» TASK PROMPT
Search the material below for the string "document" and extract each line that has it.

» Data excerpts
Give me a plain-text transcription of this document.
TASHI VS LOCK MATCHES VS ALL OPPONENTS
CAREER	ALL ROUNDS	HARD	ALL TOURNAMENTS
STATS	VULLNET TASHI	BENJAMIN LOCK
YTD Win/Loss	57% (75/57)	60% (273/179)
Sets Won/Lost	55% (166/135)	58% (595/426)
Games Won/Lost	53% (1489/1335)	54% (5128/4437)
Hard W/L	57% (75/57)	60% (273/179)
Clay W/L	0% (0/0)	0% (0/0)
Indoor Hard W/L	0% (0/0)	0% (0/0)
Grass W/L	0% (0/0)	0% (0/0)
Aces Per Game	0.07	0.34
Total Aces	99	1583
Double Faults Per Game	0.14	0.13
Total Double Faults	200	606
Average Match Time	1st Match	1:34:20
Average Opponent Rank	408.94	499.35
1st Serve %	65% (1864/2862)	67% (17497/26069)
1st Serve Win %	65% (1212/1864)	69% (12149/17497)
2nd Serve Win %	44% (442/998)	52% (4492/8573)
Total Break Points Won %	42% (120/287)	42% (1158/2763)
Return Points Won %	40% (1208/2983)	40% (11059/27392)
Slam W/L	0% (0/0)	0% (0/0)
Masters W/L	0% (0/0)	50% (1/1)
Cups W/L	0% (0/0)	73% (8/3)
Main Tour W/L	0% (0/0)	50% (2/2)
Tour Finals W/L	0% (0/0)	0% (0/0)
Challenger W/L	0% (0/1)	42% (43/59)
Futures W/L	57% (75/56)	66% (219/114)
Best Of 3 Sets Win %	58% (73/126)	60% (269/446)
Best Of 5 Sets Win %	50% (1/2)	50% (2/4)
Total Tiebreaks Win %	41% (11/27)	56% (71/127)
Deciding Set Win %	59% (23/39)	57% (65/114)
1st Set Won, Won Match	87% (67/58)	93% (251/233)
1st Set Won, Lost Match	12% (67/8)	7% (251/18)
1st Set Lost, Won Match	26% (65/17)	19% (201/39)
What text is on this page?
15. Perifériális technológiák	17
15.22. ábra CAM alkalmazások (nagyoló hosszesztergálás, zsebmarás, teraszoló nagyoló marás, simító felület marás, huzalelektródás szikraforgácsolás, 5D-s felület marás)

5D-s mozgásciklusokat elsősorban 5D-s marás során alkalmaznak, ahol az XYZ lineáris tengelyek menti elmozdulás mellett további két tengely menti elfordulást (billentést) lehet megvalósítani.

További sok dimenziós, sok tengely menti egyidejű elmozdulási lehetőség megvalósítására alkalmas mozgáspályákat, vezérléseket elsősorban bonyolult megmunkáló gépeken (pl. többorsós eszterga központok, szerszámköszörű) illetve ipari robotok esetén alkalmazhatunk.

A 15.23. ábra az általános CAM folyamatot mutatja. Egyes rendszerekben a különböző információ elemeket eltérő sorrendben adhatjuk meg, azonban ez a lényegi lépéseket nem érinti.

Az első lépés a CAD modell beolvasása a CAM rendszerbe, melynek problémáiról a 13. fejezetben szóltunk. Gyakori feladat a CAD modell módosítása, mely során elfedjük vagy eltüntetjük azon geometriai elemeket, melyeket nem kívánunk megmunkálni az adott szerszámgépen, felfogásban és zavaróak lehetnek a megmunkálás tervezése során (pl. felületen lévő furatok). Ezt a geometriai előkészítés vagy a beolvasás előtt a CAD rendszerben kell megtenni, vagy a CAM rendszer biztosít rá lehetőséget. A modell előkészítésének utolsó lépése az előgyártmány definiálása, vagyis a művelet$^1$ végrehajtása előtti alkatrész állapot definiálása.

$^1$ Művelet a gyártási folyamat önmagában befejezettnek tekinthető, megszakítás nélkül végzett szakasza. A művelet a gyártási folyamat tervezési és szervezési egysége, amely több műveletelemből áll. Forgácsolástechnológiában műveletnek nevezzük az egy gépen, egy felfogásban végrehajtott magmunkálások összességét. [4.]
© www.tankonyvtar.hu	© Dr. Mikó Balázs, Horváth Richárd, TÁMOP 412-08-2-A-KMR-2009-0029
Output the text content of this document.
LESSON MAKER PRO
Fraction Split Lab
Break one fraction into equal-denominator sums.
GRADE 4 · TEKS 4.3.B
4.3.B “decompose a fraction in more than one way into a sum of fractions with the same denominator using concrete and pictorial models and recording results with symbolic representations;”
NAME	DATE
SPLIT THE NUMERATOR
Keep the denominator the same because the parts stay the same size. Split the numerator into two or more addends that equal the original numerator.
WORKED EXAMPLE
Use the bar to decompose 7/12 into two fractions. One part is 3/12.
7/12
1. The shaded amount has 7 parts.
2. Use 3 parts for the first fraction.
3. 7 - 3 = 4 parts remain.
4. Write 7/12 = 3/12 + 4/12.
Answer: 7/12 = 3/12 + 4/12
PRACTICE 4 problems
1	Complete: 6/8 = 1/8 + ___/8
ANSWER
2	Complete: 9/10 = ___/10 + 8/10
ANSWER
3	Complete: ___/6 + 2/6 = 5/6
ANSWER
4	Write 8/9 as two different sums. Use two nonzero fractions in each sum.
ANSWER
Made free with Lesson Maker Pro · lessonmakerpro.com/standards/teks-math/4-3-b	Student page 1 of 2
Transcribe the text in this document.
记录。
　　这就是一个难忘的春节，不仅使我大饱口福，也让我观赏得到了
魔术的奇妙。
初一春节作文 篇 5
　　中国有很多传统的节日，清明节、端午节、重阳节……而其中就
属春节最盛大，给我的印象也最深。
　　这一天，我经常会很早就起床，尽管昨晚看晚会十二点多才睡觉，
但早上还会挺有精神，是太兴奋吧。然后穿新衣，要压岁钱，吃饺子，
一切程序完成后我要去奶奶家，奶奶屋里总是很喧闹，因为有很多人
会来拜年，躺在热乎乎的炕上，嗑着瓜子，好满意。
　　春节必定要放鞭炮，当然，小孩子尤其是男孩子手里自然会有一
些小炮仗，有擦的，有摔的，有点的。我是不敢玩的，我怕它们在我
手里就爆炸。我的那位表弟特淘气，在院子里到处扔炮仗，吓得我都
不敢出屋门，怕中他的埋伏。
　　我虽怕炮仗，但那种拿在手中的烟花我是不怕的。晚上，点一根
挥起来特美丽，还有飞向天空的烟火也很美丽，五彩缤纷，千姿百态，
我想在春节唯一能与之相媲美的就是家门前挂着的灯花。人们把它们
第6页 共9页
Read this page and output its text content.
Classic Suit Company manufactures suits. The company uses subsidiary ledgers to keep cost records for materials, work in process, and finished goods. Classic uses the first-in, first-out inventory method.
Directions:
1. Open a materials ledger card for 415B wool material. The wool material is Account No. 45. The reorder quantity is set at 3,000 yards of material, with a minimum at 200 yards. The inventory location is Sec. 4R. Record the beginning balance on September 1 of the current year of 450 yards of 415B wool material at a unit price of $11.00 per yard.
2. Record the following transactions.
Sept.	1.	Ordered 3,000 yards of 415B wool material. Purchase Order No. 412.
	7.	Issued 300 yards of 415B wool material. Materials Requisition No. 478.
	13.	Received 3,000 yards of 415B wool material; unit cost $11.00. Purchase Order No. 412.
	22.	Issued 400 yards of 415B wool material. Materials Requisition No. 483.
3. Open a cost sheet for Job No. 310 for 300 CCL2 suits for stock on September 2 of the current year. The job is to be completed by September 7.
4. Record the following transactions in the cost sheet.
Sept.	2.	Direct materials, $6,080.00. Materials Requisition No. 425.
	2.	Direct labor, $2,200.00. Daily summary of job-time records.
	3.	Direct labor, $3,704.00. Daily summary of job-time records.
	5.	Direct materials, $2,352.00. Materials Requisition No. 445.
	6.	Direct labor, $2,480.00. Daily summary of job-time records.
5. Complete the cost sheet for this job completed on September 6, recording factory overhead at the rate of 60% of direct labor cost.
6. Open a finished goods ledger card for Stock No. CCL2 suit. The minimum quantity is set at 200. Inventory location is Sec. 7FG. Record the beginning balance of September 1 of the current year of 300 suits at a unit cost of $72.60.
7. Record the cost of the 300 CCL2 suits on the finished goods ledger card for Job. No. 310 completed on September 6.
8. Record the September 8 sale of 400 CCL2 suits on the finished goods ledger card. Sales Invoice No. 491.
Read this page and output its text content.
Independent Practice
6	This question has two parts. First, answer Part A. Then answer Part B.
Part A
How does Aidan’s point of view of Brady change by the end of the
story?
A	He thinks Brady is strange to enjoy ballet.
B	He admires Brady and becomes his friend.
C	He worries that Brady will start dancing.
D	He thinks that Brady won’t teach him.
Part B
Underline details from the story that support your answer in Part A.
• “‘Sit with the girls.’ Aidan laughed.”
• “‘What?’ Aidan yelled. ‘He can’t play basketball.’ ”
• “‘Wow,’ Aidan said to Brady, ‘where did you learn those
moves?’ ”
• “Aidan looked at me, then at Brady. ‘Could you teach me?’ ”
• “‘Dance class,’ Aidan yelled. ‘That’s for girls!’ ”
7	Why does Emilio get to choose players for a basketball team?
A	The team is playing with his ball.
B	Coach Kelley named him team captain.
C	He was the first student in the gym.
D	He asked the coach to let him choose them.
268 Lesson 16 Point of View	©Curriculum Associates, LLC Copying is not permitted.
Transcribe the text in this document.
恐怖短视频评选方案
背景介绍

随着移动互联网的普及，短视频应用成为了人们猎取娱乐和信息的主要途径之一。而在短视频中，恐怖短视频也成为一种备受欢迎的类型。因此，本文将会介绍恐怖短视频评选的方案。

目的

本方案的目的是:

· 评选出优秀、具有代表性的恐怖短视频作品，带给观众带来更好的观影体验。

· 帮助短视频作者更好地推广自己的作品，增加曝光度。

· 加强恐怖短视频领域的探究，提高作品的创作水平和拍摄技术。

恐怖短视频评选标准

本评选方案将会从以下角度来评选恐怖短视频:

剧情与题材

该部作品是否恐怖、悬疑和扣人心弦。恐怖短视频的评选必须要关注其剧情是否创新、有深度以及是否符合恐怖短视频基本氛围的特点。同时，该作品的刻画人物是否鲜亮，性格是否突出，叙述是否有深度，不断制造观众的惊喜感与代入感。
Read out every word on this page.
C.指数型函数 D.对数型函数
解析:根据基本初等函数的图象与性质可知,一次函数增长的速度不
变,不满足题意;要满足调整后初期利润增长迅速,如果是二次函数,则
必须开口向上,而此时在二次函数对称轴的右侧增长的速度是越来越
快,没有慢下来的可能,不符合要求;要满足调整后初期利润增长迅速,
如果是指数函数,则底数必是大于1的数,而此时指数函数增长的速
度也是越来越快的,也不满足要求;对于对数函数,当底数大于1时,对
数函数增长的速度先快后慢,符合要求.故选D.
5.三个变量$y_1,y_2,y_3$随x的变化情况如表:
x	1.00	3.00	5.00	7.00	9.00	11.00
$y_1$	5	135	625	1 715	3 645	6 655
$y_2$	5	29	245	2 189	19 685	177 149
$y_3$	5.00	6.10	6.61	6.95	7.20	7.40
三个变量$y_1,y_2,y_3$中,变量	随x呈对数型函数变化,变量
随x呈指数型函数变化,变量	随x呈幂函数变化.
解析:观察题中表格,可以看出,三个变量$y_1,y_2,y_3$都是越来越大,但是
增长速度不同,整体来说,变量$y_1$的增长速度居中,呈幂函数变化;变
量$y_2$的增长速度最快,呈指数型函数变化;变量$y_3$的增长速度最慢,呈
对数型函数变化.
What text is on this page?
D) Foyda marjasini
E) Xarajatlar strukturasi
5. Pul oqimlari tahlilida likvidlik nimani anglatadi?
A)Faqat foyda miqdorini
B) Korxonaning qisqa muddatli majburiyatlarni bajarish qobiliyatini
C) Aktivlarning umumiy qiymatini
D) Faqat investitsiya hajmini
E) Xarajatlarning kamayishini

» RESULT FOR THIS EXERCISE
Give me a plain-text transcription of this document.
Output the text content of this document.
Transcribe the text in this document.
Transcribe the text in this document.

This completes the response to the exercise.